● **Stored items**:

━━━━━━━━━━

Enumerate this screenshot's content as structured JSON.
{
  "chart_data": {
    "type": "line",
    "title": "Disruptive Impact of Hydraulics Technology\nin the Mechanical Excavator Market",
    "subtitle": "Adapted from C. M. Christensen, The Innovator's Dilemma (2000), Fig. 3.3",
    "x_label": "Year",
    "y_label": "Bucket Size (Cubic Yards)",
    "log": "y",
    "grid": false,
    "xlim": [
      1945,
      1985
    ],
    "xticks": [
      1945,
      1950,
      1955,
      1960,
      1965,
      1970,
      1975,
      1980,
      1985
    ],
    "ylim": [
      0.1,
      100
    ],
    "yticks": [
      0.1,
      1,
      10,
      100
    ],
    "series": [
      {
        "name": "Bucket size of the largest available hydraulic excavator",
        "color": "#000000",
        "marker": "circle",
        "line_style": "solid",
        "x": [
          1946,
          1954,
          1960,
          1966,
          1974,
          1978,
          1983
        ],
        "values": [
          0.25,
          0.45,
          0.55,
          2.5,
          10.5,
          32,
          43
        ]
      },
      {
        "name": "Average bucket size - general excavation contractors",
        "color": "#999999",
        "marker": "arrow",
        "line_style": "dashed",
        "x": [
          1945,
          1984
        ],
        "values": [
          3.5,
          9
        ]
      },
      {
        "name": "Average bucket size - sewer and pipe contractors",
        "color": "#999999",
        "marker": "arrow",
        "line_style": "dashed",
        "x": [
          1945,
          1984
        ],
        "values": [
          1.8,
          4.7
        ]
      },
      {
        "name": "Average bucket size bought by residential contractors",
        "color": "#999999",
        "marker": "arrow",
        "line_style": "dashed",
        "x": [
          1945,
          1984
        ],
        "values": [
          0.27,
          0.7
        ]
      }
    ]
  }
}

━━━━━━━━━━

● **Stated goal**: Each line of the listing should be copied exactly.

● **Answer for the task**:
Enumerate this screenshot's content as structured JSON.
{
  "chart_data": {
    "type": "line",
    "title": "Disruptive Impact of Hydraulics Technology\nin the Mechanical Excavator Market",
    "subtitle": "Adapted from C. M. Christensen, The Innovator's Dilemma (2000), Fig. 3.3",
    "x_label": "Year",
    "y_label": "Bucket Size (Cubic Yards)",
    "log": "y",
    "grid": false,
    "xlim": [
      1945,
      1985
    ],
    "xticks": [
      1945,
      1950,
      1955,
      1960,
      1965,
      1970,
      1975,
      1980,
      1985
    ],
    "ylim": [
      0.1,
      100
    ],
    "yticks": [
      0.1,
      1,
      10,
      100
    ],
    "series": [
      {
        "name": "Bucket size of the largest available hydraulic excavator",
        "color": "#000000",
        "marker": "circle",
        "line_style": "solid",
        "x": [
          1946,
          1954,
          1960,
          1966,
          1974,
          1978,
          1983
        ],
        "values": [
          0.25,
          0.45,
          0.55,
          2.5,
          10.5,
          32,
          43
        ]
      },
      {
        "name": "Average bucket size - general excavation contractors",
        "color": "#999999",
        "marker": "arrow",
        "line_style": "dashed",
        "x": [
          1945,
          1984
        ],
        "values": [
          3.5,
          9
        ]
      },
      {
        "name": "Average bucket size - sewer and pipe contractors",
        "color": "#999999",
        "marker": "arrow",
        "line_style": "dashed",
        "x": [
          1945,
          1984
        ],
        "values": [
          1.8,
          4.7
        ]
      },
      {
        "name": "Average bucket size bought by residential contractors",
        "color": "#999999",
        "marker": "arrow",
        "line_style": "dashed",
        "x": [
          1945,
          1984
        ],
        "values": [
          0.27,
          0.7
        ]
      }
    ]
  }
}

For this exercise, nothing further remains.